-- Start --
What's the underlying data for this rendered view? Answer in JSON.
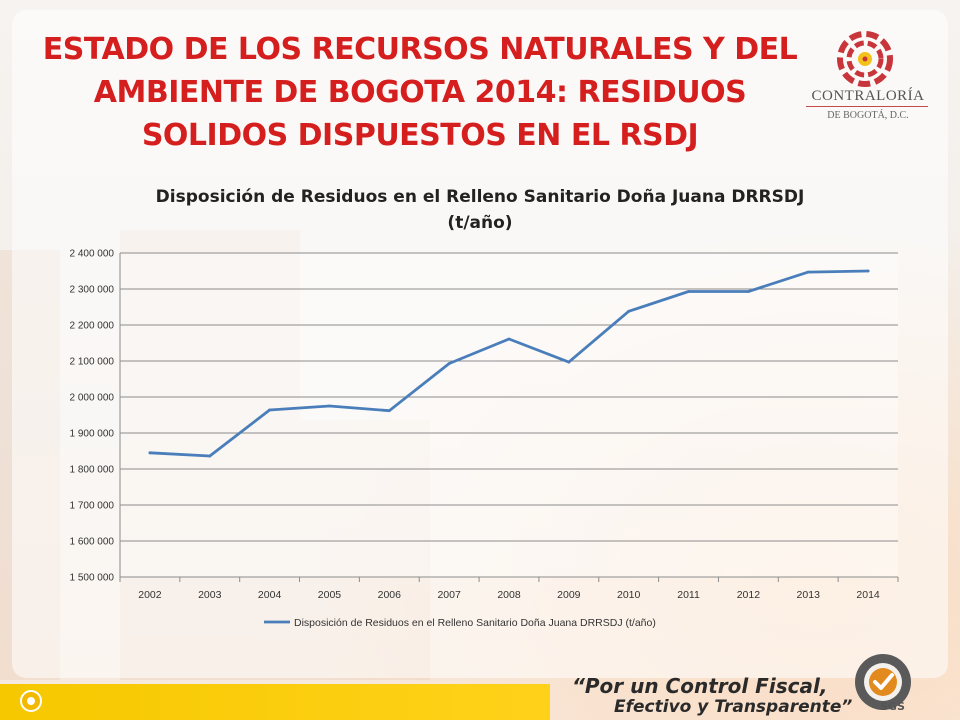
{
  "slide": {
    "title_lines": [
      "ESTADO DE LOS RECURSOS NATURALES Y DEL",
      "AMBIENTE DE BOGOTA 2014: RESIDUOS",
      "SOLIDOS DISPUESTOS EN EL RSDJ"
    ]
  },
  "logo": {
    "name": "CONTRALORÍA",
    "subtitle": "DE BOGOTÁ, D.C."
  },
  "footer": {
    "motto_line1": "“Por un Control Fiscal,",
    "motto_line2": "Efectivo y Transparente”",
    "seal_text": "SGS"
  },
  "colors": {
    "title": "#d51f1f",
    "series": "#4a7ebb",
    "footer_bar": "#f6c800"
  },
  "chart_data": {
    "type": "line",
    "title_lines": [
      "Disposición de Residuos en el Relleno Sanitario Doña Juana DRRSDJ",
      "(t/año)"
    ],
    "xlabel": "",
    "ylabel": "",
    "x": [
      "2002",
      "2003",
      "2004",
      "2005",
      "2006",
      "2007",
      "2008",
      "2009",
      "2010",
      "2011",
      "2012",
      "2013",
      "2014"
    ],
    "series": [
      {
        "name": "Disposición de Residuos en el Relleno Sanitario Doña Juana DRRSDJ (t/año)",
        "values": [
          1845000,
          1836000,
          1964000,
          1975000,
          1962000,
          2093000,
          2161000,
          2097000,
          2238000,
          2293000,
          2293000,
          2347000,
          2350000
        ]
      }
    ],
    "ylim": [
      1500000,
      2400000
    ],
    "yticks": [
      1500000,
      1600000,
      1700000,
      1800000,
      1900000,
      2000000,
      2100000,
      2200000,
      2300000,
      2400000
    ],
    "ytick_labels": [
      "1 500 000",
      "1 600 000",
      "1 700 000",
      "1 800 000",
      "1 900 000",
      "2 000 000",
      "2 100 000",
      "2 200 000",
      "2 300 000",
      "2 400 000"
    ],
    "grid": true,
    "legend_position": "bottom"
  }
}
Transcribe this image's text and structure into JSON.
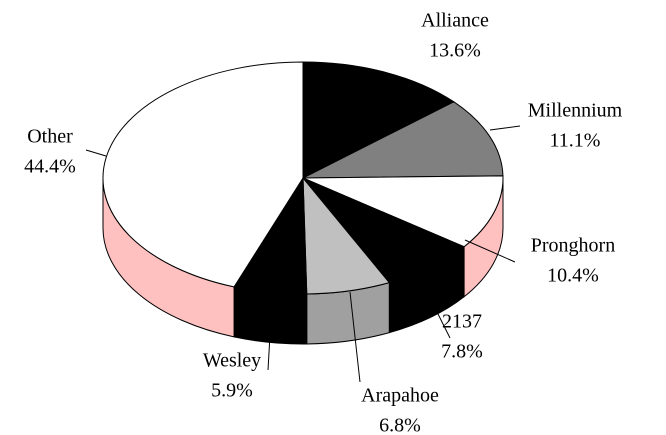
{
  "chart_data": {
    "type": "pie3d",
    "categories": [
      "Alliance",
      "Millennium",
      "Pronghorn",
      "2137",
      "Arapahoe",
      "Wesley",
      "Other"
    ],
    "values": [
      13.6,
      11.1,
      10.4,
      7.8,
      6.8,
      5.9,
      44.4
    ],
    "value_labels": [
      "13.6%",
      "11.1%",
      "10.4%",
      "7.8%",
      "6.8%",
      "5.9%",
      "44.4%"
    ],
    "colors": [
      "#000000",
      "#808080",
      "#ffffff",
      "#000000",
      "#c0c0c0",
      "#000000",
      "#ffffff"
    ],
    "side_colors": [
      "#000000",
      "#606060",
      "#ffc0c0",
      "#000000",
      "#a0a0a0",
      "#000000",
      "#ffc0c0"
    ]
  }
}
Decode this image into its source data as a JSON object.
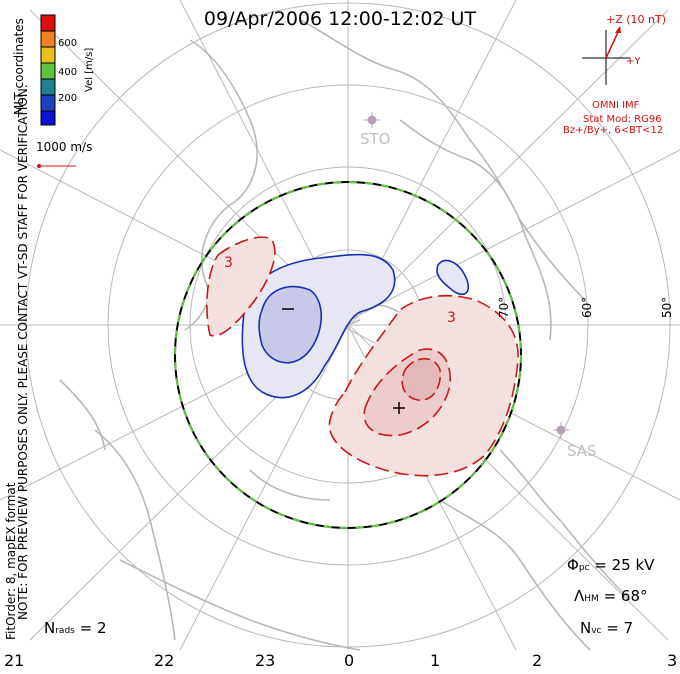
{
  "title": "09/Apr/2006 12:00-12:02 UT",
  "left_notes": {
    "coords": "MLT coordinates",
    "preview": "NOTE: FOR PREVIEW PURPOSES ONLY. PLEASE CONTACT VT-SD STAFF FOR VERIFICATION.",
    "fit": "FitOrder: 8, mapEX format"
  },
  "colorbar": {
    "label": "Vel [m/s]",
    "ticks": [
      "600",
      "400",
      "200"
    ],
    "colors": [
      "#e01010",
      "#f08020",
      "#e8c020",
      "#60c040",
      "#208090",
      "#2040c0",
      "#1010d8"
    ]
  },
  "vector_scale": {
    "label": "1000 m/s",
    "color": "#d81010"
  },
  "imf": {
    "z_label": "+Z (10 nT)",
    "y_label": "+Y",
    "source": "OMNI IMF",
    "model": "Stat Mod: RG96",
    "condition": "Bz+/By+, 6<BT<12"
  },
  "stations": [
    "STO",
    "SAS"
  ],
  "latitude_labels": [
    "70°",
    "60°",
    "50°"
  ],
  "potential_labels": {
    "negative": "−",
    "positive": "+",
    "contour": "3"
  },
  "stats": {
    "phi_symbol": "Φ",
    "phi_sub": "pc",
    "phi_value": "= 25 kV",
    "lambda_symbol": "Λ",
    "lambda_sub": "HM",
    "lambda_value": "= 68°",
    "nvc_symbol": "N",
    "nvc_sub": "vc",
    "nvc_value": "= 7",
    "nrads_symbol": "N",
    "nrads_sub": "rads",
    "nrads_value": "= 2"
  },
  "mlt_labels": [
    "21",
    "22",
    "23",
    "0",
    "1",
    "2",
    "3"
  ],
  "colors": {
    "negative_cell": "#1830b0",
    "positive_cell": "#c81818",
    "hm_boundary": "#60c040",
    "grid": "#b8b8b8",
    "coast": "#b8b8b8"
  }
}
-- End --
From the material above, copy everything exactly but the pictures.

**RESPONSE TO THE TASK**
What's the underlying data for this rendered view? Answer in JSON.
{
  "slide": {
    "title_lines": [
      "ESTADO DE LOS RECURSOS NATURALES Y DEL",
      "AMBIENTE DE BOGOTA 2014: RESIDUOS",
      "SOLIDOS DISPUESTOS EN EL RSDJ"
    ]
  },
  "logo": {
    "name": "CONTRALORÍA",
    "subtitle": "DE BOGOTÁ, D.C."
  },
  "footer": {
    "motto_line1": "“Por un Control Fiscal,",
    "motto_line2": "Efectivo y Transparente”",
    "seal_text": "SGS"
  },
  "colors": {
    "title": "#d51f1f",
    "series": "#4a7ebb",
    "footer_bar": "#f6c800"
  },
  "chart_data": {
    "type": "line",
    "title_lines": [
      "Disposición de Residuos en el Relleno Sanitario Doña Juana DRRSDJ",
      "(t/año)"
    ],
    "xlabel": "",
    "ylabel": "",
    "x": [
      "2002",
      "2003",
      "2004",
      "2005",
      "2006",
      "2007",
      "2008",
      "2009",
      "2010",
      "2011",
      "2012",
      "2013",
      "2014"
    ],
    "series": [
      {
        "name": "Disposición de Residuos en el Relleno Sanitario Doña Juana DRRSDJ (t/año)",
        "values": [
          1845000,
          1836000,
          1964000,
          1975000,
          1962000,
          2093000,
          2161000,
          2097000,
          2238000,
          2293000,
          2293000,
          2347000,
          2350000
        ]
      }
    ],
    "ylim": [
      1500000,
      2400000
    ],
    "yticks": [
      1500000,
      1600000,
      1700000,
      1800000,
      1900000,
      2000000,
      2100000,
      2200000,
      2300000,
      2400000
    ],
    "ytick_labels": [
      "1 500 000",
      "1 600 000",
      "1 700 000",
      "1 800 000",
      "1 900 000",
      "2 000 000",
      "2 100 000",
      "2 200 000",
      "2 300 000",
      "2 400 000"
    ],
    "grid": true,
    "legend_position": "bottom"
  }
}
Transcribe this image's text and structure into JSON.
{
  "chart_data": {
    "type": "pie3d",
    "categories": [
      "Alliance",
      "Millennium",
      "Pronghorn",
      "2137",
      "Arapahoe",
      "Wesley",
      "Other"
    ],
    "values": [
      13.6,
      11.1,
      10.4,
      7.8,
      6.8,
      5.9,
      44.4
    ],
    "value_labels": [
      "13.6%",
      "11.1%",
      "10.4%",
      "7.8%",
      "6.8%",
      "5.9%",
      "44.4%"
    ],
    "colors": [
      "#000000",
      "#808080",
      "#ffffff",
      "#000000",
      "#c0c0c0",
      "#000000",
      "#ffffff"
    ],
    "side_colors": [
      "#000000",
      "#606060",
      "#ffc0c0",
      "#000000",
      "#a0a0a0",
      "#000000",
      "#ffc0c0"
    ]
  }
}
Decode this image into its source data as a JSON object.
{
  "title": "09/Apr/2006 12:00-12:02 UT",
  "left_notes": {
    "coords": "MLT coordinates",
    "preview": "NOTE: FOR PREVIEW PURPOSES ONLY. PLEASE CONTACT VT-SD STAFF FOR VERIFICATION.",
    "fit": "FitOrder: 8, mapEX format"
  },
  "colorbar": {
    "label": "Vel [m/s]",
    "ticks": [
      "600",
      "400",
      "200"
    ],
    "colors": [
      "#e01010",
      "#f08020",
      "#e8c020",
      "#60c040",
      "#208090",
      "#2040c0",
      "#1010d8"
    ]
  },
  "vector_scale": {
    "label": "1000 m/s",
    "color": "#d81010"
  },
  "imf": {
    "z_label": "+Z (10 nT)",
    "y_label": "+Y",
    "source": "OMNI IMF",
    "model": "Stat Mod: RG96",
    "condition": "Bz+/By+, 6<BT<12"
  },
  "stations": [
    "STO",
    "SAS"
  ],
  "latitude_labels": [
    "70°",
    "60°",
    "50°"
  ],
  "potential_labels": {
    "negative": "−",
    "positive": "+",
    "contour": "3"
  },
  "stats": {
    "phi_symbol": "Φ",
    "phi_sub": "pc",
    "phi_value": "= 25 kV",
    "lambda_symbol": "Λ",
    "lambda_sub": "HM",
    "lambda_value": "= 68°",
    "nvc_symbol": "N",
    "nvc_sub": "vc",
    "nvc_value": "= 7",
    "nrads_symbol": "N",
    "nrads_sub": "rads",
    "nrads_value": "= 2"
  },
  "mlt_labels": [
    "21",
    "22",
    "23",
    "0",
    "1",
    "2",
    "3"
  ],
  "colors": {
    "negative_cell": "#1830b0",
    "positive_cell": "#c81818",
    "hm_boundary": "#60c040",
    "grid": "#b8b8b8",
    "coast": "#b8b8b8"
  }
}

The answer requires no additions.